Given exercise =>
Look through the data for the string "Ajax". Copy every line where it is found.

Task input =>
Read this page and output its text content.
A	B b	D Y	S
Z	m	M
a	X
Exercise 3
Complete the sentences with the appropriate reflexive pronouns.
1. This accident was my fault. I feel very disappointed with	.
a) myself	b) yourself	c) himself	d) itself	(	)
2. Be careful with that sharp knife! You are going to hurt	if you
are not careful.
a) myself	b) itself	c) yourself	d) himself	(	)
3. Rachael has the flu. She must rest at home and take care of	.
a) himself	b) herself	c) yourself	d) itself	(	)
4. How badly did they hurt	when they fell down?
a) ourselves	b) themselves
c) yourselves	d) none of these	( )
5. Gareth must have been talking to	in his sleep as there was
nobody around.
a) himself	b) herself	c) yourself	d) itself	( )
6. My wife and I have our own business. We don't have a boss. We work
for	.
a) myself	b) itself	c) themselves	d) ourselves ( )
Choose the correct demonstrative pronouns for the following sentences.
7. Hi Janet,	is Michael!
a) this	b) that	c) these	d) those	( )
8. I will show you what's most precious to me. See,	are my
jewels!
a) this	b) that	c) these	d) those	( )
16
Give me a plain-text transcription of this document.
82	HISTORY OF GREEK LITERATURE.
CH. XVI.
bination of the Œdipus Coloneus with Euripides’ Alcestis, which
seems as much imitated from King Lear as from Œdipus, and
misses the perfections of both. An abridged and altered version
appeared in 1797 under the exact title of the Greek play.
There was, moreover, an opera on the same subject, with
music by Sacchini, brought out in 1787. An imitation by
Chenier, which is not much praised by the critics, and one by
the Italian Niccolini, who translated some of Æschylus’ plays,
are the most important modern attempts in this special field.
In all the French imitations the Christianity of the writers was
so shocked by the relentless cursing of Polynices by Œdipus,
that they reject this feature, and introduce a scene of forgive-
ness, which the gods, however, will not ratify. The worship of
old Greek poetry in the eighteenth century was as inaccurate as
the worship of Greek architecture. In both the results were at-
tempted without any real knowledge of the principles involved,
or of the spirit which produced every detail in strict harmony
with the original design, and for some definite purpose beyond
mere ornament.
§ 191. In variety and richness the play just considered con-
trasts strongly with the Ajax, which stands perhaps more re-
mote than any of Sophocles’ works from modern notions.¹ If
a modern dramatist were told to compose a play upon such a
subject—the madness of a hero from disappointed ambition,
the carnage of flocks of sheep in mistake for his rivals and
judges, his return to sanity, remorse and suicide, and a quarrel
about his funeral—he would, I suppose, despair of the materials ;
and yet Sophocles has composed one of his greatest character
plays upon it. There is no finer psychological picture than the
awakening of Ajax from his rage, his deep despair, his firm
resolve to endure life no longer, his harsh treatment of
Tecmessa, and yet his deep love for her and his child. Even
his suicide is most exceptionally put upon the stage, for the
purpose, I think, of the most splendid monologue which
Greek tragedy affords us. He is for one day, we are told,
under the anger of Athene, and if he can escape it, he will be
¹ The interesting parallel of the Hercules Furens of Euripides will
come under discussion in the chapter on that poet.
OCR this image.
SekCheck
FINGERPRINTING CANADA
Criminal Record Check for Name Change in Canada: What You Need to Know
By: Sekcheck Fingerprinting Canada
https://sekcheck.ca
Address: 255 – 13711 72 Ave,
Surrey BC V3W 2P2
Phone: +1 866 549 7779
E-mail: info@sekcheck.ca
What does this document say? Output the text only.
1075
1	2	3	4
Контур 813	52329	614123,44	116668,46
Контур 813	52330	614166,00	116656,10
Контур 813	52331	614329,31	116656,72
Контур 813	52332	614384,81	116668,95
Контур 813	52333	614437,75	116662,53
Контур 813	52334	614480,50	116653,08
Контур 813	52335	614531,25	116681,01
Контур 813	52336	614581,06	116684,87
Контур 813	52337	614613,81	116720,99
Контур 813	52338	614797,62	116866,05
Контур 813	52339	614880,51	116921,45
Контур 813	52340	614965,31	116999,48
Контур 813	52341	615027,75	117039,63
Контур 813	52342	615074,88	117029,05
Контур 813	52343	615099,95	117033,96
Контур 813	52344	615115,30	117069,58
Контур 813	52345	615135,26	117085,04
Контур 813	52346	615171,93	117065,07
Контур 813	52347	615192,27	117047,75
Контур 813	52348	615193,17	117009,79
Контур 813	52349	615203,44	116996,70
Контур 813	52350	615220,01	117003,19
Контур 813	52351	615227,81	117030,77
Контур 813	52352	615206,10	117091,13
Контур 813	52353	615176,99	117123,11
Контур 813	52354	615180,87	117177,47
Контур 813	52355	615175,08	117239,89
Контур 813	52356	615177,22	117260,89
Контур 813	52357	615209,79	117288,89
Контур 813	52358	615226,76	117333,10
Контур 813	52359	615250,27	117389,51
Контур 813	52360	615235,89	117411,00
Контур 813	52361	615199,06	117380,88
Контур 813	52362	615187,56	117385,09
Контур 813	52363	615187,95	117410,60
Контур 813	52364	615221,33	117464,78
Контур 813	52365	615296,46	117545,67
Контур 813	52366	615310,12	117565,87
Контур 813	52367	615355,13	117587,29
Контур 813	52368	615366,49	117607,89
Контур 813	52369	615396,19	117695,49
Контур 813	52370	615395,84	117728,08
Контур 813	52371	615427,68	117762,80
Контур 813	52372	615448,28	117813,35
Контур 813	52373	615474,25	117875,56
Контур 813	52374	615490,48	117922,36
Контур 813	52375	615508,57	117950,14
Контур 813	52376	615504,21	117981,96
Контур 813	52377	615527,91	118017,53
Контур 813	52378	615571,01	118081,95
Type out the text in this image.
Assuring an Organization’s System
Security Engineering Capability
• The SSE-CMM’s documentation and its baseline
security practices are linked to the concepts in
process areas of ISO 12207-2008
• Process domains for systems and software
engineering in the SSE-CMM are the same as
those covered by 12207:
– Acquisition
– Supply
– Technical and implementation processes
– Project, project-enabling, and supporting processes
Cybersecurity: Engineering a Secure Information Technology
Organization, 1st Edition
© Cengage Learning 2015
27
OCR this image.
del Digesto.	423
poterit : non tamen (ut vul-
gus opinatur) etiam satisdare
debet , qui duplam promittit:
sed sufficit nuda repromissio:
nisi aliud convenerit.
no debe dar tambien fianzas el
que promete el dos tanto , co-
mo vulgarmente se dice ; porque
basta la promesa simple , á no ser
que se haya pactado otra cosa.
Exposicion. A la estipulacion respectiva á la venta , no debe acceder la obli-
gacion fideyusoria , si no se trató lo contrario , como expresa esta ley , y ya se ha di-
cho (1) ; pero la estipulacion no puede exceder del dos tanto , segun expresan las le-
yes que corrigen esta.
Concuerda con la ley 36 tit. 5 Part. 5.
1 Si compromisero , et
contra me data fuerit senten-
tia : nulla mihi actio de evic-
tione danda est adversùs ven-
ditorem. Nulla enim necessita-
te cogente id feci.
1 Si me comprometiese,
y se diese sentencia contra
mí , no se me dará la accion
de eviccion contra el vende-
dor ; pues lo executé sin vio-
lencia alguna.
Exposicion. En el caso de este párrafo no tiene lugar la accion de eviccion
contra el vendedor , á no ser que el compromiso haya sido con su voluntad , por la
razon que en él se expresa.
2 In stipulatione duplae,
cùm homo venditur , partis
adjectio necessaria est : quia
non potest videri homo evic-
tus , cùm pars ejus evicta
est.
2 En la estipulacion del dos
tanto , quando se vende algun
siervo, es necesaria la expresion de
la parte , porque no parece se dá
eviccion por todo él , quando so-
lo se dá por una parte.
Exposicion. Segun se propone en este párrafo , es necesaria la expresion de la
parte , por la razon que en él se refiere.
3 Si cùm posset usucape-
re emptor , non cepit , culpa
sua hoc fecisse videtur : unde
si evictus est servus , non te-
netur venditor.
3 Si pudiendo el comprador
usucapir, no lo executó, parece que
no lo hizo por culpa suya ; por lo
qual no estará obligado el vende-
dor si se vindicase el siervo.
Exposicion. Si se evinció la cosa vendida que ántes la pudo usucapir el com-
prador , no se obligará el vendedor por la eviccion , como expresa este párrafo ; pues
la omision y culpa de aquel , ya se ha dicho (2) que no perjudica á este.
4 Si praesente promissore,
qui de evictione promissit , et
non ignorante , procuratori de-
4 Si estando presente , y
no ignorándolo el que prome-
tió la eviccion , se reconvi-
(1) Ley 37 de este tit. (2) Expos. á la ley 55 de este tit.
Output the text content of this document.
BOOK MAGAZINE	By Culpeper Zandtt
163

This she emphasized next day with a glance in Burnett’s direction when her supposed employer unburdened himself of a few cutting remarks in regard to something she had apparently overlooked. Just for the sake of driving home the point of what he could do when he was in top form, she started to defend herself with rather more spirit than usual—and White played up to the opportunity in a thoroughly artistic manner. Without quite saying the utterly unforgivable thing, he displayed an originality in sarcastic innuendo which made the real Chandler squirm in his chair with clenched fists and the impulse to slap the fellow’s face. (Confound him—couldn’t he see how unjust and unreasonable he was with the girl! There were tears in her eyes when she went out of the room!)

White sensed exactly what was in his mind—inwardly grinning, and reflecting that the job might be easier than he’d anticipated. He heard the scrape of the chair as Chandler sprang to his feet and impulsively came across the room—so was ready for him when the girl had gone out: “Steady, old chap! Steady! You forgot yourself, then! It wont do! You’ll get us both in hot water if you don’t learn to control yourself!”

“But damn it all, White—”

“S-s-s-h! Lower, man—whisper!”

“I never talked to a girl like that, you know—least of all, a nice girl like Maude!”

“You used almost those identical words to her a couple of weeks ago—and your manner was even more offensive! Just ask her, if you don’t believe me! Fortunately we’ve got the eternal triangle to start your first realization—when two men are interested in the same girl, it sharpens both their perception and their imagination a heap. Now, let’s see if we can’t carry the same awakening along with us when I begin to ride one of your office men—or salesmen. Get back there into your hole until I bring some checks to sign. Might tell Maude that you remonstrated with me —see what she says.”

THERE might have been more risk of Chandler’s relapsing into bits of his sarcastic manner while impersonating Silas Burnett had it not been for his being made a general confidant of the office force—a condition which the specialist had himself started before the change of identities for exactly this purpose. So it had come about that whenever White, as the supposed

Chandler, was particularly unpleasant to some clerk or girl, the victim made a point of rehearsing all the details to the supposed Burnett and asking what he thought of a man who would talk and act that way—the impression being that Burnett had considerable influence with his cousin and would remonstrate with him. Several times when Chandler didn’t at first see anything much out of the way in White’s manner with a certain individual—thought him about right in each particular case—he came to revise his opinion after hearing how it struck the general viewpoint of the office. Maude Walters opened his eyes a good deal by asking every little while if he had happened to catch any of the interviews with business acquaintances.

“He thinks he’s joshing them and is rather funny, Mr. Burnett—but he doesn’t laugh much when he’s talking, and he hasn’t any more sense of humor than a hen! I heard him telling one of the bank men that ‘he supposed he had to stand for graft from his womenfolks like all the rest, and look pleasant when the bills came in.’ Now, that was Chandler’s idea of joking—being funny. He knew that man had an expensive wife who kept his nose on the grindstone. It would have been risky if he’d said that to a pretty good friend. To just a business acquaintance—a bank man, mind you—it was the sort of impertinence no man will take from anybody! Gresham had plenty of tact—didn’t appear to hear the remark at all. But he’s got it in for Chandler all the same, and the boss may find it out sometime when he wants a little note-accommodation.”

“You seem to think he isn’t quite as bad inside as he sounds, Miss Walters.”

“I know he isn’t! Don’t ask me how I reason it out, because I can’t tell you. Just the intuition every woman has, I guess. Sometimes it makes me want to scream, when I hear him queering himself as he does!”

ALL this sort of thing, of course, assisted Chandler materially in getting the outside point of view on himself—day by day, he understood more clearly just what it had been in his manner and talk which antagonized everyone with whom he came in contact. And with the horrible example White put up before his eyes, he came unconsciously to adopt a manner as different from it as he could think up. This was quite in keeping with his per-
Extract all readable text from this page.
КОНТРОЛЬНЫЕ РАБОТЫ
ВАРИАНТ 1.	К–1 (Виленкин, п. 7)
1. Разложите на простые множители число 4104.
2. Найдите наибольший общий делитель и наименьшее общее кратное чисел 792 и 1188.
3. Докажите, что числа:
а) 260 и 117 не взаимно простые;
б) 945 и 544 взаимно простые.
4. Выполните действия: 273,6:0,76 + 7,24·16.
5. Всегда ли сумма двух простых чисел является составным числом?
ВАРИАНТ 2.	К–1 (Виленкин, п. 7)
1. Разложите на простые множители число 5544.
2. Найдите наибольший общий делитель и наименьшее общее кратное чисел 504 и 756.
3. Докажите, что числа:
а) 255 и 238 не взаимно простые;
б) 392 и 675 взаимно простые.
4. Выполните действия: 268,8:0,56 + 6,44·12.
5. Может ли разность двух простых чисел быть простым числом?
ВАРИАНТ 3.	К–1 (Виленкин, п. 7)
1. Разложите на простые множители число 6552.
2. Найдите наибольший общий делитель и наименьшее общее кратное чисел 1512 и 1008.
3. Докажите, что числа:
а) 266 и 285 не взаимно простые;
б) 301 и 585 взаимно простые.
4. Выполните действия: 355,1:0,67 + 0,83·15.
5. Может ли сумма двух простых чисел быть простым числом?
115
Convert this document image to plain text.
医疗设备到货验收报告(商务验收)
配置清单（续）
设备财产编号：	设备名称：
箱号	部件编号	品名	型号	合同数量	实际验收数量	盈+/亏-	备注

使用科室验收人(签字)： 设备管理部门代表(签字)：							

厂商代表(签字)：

Answer in full =>
trasts strongly with the Ajax, which stands perhaps more re-
awakening of Ajax from his rage, his deep despair, his firm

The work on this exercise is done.